▶ **ENTRIES SHOWN**:
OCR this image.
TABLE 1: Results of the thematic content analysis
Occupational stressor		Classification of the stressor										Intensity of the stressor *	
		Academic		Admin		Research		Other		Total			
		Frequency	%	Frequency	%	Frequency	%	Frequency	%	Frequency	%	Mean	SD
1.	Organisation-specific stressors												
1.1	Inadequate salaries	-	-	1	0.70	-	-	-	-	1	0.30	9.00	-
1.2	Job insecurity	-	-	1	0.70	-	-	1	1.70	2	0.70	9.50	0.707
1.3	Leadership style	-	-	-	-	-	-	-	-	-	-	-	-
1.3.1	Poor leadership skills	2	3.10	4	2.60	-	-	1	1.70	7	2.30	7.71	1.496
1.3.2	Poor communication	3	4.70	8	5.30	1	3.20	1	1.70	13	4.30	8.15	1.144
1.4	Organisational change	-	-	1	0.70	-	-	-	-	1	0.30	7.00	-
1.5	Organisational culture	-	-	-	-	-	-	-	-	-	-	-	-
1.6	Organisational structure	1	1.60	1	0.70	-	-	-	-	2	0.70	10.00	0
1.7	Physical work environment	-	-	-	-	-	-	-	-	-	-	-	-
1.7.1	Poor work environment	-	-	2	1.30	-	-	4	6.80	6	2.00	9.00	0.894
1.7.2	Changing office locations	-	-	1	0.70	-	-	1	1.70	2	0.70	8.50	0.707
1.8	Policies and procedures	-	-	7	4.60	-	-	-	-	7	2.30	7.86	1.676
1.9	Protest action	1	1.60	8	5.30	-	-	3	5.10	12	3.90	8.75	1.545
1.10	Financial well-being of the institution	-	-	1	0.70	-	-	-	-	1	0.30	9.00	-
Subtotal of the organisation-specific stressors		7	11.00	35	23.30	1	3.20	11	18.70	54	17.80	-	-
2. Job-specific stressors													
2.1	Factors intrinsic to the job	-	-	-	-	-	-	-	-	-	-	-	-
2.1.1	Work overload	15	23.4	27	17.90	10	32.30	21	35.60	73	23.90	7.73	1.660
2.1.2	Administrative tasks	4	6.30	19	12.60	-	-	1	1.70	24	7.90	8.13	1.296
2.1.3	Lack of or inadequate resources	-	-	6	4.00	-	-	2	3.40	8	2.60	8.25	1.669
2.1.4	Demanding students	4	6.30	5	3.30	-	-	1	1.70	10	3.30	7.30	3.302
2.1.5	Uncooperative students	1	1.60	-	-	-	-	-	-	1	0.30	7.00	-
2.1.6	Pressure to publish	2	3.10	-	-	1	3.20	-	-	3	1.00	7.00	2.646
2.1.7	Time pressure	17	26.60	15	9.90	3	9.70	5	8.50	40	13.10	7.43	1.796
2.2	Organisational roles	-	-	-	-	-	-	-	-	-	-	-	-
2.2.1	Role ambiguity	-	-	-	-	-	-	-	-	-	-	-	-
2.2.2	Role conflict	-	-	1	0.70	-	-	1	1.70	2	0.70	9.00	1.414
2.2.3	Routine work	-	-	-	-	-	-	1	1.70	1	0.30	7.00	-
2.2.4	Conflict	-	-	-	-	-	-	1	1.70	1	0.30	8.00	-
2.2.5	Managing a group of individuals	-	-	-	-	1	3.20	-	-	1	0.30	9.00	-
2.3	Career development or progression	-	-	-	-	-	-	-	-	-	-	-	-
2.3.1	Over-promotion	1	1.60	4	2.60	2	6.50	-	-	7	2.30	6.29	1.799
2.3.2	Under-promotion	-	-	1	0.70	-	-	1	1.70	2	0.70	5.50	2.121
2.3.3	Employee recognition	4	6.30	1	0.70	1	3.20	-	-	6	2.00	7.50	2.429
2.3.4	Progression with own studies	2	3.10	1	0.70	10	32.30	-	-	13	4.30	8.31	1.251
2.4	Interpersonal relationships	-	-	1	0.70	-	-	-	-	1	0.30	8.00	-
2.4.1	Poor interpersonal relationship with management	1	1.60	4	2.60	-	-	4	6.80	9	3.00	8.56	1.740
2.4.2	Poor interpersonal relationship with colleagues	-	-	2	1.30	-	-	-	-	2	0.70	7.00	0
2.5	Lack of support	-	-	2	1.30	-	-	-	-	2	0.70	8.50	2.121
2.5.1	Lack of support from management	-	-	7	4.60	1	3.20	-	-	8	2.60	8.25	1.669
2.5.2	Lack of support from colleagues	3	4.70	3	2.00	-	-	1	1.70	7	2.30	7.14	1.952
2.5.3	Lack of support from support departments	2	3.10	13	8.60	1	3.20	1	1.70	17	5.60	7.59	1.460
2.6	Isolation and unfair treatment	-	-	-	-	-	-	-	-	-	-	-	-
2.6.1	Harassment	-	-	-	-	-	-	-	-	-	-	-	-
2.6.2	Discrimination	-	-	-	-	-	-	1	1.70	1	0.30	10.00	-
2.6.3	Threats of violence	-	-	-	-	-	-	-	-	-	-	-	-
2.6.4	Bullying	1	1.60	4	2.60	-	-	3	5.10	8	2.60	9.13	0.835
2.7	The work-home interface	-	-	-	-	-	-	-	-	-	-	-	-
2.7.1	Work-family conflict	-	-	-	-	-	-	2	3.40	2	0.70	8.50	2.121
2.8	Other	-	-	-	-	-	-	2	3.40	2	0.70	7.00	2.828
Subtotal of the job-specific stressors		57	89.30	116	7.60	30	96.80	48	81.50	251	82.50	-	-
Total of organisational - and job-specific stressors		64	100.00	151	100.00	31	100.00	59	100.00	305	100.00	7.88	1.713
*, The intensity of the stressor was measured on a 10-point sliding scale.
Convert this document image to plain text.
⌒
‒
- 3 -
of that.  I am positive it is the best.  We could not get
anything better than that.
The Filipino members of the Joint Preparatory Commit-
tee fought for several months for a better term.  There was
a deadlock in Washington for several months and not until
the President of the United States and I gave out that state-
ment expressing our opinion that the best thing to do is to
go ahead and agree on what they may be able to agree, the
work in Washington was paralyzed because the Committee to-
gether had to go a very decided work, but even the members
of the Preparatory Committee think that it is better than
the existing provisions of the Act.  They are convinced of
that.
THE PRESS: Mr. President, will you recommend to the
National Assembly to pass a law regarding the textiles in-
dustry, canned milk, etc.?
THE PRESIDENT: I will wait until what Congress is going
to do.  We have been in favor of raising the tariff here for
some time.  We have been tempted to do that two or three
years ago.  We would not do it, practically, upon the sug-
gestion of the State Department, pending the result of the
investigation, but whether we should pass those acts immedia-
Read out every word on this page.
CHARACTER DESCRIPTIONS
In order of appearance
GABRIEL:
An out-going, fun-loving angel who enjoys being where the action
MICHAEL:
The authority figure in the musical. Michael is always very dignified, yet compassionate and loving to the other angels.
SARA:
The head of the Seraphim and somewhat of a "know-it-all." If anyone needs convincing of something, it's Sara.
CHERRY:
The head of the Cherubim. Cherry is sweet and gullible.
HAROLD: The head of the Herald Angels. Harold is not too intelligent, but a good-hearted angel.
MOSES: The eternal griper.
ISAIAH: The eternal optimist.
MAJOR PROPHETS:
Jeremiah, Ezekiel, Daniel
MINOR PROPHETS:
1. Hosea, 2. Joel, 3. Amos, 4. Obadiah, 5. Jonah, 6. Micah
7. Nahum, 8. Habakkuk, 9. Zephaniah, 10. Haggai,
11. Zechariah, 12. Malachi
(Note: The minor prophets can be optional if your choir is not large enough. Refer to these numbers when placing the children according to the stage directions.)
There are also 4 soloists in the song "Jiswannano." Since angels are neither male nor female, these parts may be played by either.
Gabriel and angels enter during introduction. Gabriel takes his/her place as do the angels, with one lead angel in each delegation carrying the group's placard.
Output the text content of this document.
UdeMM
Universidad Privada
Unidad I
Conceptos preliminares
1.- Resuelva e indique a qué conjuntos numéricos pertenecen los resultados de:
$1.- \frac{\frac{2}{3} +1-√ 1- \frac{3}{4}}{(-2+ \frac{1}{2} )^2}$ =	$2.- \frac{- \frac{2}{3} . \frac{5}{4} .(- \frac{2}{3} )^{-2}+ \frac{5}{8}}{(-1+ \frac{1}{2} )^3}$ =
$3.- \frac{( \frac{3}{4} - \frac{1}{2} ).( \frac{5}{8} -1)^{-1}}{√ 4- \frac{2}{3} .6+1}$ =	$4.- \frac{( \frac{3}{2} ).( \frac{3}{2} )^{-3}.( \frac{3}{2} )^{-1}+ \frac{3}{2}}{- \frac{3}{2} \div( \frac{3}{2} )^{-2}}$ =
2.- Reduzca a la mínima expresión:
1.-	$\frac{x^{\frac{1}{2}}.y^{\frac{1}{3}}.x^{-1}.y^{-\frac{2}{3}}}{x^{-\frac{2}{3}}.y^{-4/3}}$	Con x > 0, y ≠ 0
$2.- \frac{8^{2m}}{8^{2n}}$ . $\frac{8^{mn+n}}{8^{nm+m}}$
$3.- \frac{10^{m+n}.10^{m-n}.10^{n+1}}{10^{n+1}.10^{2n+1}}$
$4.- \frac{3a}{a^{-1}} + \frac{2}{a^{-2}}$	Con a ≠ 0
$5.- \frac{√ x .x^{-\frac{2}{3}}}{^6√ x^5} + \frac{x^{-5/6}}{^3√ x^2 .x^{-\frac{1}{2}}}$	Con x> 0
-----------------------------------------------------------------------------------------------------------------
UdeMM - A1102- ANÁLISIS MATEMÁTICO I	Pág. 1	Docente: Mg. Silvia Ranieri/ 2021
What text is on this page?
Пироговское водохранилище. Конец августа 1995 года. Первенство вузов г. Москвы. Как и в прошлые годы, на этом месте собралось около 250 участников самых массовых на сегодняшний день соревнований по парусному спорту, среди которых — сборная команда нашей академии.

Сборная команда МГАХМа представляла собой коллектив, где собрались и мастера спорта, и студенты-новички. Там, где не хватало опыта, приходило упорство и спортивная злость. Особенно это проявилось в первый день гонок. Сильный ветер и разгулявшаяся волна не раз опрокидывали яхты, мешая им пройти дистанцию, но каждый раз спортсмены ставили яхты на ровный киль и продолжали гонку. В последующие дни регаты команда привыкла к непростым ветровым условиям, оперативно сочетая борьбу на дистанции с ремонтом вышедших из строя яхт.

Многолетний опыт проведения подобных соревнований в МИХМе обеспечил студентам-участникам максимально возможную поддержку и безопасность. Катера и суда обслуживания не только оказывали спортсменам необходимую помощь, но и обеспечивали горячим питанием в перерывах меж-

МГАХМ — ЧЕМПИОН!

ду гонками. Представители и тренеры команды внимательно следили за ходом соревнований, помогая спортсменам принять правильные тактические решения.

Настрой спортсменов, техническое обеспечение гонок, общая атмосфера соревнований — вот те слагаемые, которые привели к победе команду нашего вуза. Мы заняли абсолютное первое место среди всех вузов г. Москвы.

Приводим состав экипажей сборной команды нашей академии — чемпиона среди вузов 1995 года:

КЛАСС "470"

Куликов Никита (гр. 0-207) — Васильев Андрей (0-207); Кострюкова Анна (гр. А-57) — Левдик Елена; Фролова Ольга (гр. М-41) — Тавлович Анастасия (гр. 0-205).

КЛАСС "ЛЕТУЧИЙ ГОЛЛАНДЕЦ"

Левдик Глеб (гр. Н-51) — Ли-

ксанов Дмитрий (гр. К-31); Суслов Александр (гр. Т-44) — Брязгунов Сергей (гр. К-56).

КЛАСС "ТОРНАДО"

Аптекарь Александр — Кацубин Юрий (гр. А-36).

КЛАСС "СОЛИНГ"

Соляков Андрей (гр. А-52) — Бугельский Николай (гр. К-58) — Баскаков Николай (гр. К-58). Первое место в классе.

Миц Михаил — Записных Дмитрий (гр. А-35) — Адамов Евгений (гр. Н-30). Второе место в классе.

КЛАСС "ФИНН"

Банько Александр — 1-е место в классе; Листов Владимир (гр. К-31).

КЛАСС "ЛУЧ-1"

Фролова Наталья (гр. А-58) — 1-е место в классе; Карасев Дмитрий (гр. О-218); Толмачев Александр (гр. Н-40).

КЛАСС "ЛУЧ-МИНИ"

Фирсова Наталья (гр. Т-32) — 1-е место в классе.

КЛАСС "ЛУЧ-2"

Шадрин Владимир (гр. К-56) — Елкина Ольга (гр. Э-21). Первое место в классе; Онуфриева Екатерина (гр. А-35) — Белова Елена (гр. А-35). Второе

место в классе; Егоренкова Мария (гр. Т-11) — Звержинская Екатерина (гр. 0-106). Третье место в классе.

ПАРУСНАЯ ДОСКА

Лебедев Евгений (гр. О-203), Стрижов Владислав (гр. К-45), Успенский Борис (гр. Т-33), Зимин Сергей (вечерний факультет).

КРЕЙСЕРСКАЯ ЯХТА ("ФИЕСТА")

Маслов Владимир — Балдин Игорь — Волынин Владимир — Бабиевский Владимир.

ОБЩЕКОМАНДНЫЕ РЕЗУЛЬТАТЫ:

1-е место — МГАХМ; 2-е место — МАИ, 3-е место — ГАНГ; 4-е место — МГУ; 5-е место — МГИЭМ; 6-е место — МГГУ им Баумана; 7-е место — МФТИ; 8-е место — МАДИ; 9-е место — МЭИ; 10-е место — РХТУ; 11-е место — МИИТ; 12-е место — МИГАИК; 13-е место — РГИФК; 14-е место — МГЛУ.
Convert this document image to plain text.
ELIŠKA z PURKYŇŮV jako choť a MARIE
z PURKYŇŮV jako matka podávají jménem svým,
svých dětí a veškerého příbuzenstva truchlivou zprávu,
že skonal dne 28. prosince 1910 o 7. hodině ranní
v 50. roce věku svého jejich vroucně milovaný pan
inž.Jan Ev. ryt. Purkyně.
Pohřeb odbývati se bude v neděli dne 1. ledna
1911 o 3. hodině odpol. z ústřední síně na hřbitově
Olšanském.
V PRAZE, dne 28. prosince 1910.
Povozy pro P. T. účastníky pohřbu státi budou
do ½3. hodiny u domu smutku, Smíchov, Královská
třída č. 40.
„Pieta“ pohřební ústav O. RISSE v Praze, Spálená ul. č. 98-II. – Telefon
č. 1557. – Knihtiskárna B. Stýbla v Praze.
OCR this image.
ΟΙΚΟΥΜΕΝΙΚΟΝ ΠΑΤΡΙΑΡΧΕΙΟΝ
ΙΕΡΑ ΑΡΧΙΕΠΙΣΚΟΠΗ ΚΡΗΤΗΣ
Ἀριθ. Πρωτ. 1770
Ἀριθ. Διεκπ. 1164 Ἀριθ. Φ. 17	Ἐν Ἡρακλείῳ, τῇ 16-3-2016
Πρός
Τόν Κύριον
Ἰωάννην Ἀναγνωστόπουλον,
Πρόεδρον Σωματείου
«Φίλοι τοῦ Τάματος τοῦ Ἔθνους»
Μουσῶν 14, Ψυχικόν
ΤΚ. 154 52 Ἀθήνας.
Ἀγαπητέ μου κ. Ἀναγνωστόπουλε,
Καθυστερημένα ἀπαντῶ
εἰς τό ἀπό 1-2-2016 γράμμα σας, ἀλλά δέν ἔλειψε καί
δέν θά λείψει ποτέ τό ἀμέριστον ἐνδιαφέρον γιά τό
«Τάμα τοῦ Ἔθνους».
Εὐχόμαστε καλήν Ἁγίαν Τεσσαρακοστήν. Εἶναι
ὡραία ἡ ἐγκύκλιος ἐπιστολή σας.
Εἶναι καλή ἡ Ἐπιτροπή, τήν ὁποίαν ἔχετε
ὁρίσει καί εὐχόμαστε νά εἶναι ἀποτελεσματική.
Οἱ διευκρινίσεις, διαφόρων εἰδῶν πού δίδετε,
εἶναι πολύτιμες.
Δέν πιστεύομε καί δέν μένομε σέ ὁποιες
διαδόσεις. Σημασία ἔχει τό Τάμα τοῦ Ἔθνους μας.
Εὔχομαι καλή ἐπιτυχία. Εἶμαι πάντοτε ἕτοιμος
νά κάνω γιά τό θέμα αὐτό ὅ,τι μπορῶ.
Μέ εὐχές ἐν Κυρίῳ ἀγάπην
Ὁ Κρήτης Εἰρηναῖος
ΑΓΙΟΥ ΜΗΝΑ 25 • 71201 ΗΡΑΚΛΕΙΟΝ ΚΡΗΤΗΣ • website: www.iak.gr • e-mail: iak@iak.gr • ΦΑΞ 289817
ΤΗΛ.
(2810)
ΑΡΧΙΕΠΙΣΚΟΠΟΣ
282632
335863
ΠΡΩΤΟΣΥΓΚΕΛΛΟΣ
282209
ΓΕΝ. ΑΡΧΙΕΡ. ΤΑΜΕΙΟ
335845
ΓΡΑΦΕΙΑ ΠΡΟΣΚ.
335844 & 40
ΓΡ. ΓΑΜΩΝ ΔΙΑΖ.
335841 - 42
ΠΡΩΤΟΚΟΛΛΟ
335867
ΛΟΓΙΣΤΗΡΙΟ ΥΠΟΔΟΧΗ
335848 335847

▶ **DIRECTIONS FOR THIS TASK**:
Count how many lines in the data above hold the string "loving", and give the number with no other words.

▶ **EXERCISE OUTPUT**:
2